> What is asked
Make an exact transcription of the material, leaving out all images.

> Collection entries
[Begin]

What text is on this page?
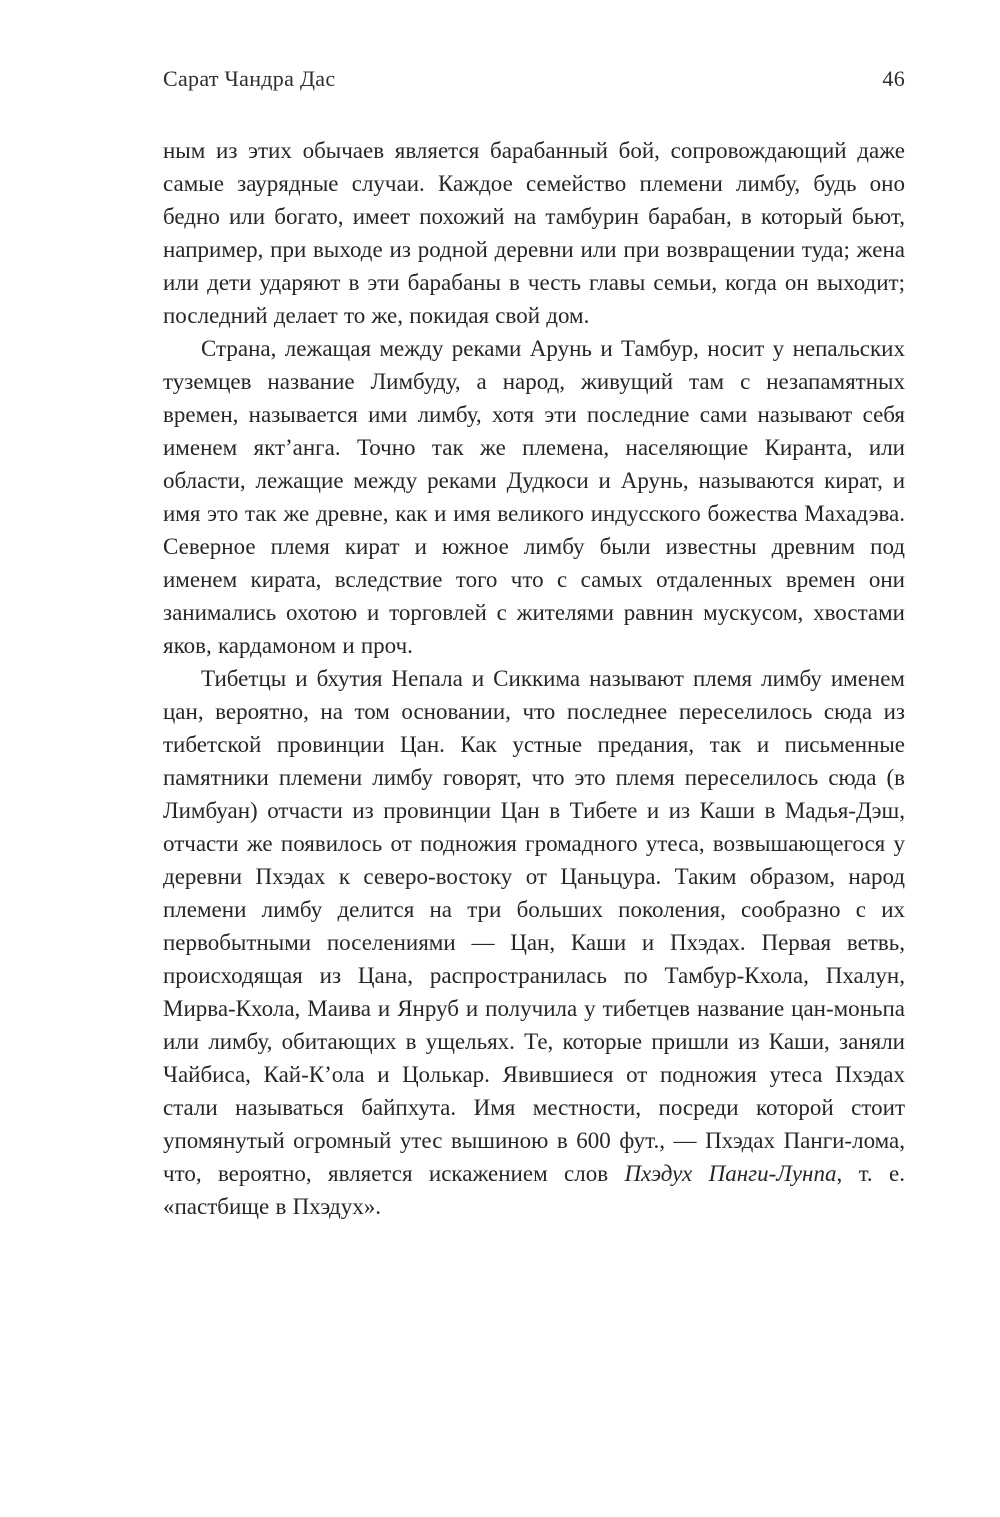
Сарат Чандра Дас	46

ным из этих обычаев является барабанный бой, сопровождающий даже самые заурядные случаи. Каждое семейство племени лимбу, будь оно бедно или богато, имеет похожий на тамбурин барабан, в который бьют, например, при выходе из родной деревни или при возвращении туда; жена или дети ударяют в эти барабаны в честь главы семьи, когда он выходит; последний делает то же, покидая свой дом.

Страна, лежащая между реками Арунь и Тамбур, носит у непальских туземцев название Лимбуду, а народ, живущий там с незапамятных времен, называется ими лимбу, хотя эти последние сами называют себя именем якт’анга. Точно так же племена, населяющие Киранта, или области, лежащие между реками Дудкоси и Арунь, называются кират, и имя это так же древне, как и имя великого индусского божества Махадэва. Северное племя кират и южное лимбу были известны древним под именем кирата, вследствие того что с самых отдаленных времен они занимались охотою и торговлей с жителями равнин мускусом, хвостами яков, кардамоном и проч.

Тибетцы и бхутия Непала и Сиккима называют племя лимбу именем цан, вероятно, на том основании, что последнее переселилось сюда из тибетской провинции Цан. Как устные предания, так и письменные памятники племени лимбу говорят, что это племя переселилось сюда (в Лимбуан) отчасти из провинции Цан в Тибете и из Каши в Мадья-Дэш, отчасти же появилось от подножия громадного утеса, возвышающегося у деревни Пхэдах к северо-востоку от Цаньцура. Таким образом, народ племени лимбу делится на три больших поколения, сообразно с их первобытными поселениями — Цан, Каши и Пхэдах. Первая ветвь, происходящая из Цана, распространилась по Тамбур-Кхола, Пхалун, Мирва-Кхола, Маива и Янруб и получила у тибетцев название цан-моньпа или лимбу, обитающих в ущельях. Те, которые пришли из Каши, заняли Чайбиса, Кай-К’ола и Цолькар. Явившиеся от подножия утеса Пхэдах стали называться байпхута. Имя местности, посреди которой стоит упомянутый огромный утес вышиною в 600 фут., — Пхэдах Панги-лома, что, вероятно, является искажением слов Пхэдух Панги-Лунпа, т. е. «пастбище в Пхэдух».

[End]

> Correct response
What text is on this page?
Сарат Чандра Дас	46

ным из этих обычаев является барабанный бой, сопровождающий даже самые заурядные случаи. Каждое семейство племени лимбу, будь оно бедно или богато, имеет похожий на тамбурин барабан, в который бьют, например, при выходе из родной деревни или при возвращении туда; жена или дети ударяют в эти барабаны в честь главы семьи, когда он выходит; последний делает то же, покидая свой дом.

Страна, лежащая между реками Арунь и Тамбур, носит у непальских туземцев название Лимбуду, а народ, живущий там с незапамятных времен, называется ими лимбу, хотя эти последние сами называют себя именем якт’анга. Точно так же племена, населяющие Киранта, или области, лежащие между реками Дудкоси и Арунь, называются кират, и имя это так же древне, как и имя великого индусского божества Махадэва. Северное племя кират и южное лимбу были известны древним под именем кирата, вследствие того что с самых отдаленных времен они занимались охотою и торговлей с жителями равнин мускусом, хвостами яков, кардамоном и проч.

Тибетцы и бхутия Непала и Сиккима называют племя лимбу именем цан, вероятно, на том основании, что последнее переселилось сюда из тибетской провинции Цан. Как устные предания, так и письменные памятники племени лимбу говорят, что это племя переселилось сюда (в Лимбуан) отчасти из провинции Цан в Тибете и из Каши в Мадья-Дэш, отчасти же появилось от подножия громадного утеса, возвышающегося у деревни Пхэдах к северо-востоку от Цаньцура. Таким образом, народ племени лимбу делится на три больших поколения, сообразно с их первобытными поселениями — Цан, Каши и Пхэдах. Первая ветвь, происходящая из Цана, распространилась по Тамбур-Кхола, Пхалун, Мирва-Кхола, Маива и Янруб и получила у тибетцев название цан-моньпа или лимбу, обитающих в ущельях. Те, которые пришли из Каши, заняли Чайбиса, Кай-К’ола и Цолькар. Явившиеся от подножия утеса Пхэдах стали называться байпхута. Имя местности, посреди которой стоит упомянутый огромный утес вышиною в 600 фут., — Пхэдах Панги-лома, что, вероятно, является искажением слов Пхэдух Панги-Лунпа, т. е. «пастбище в Пхэдух».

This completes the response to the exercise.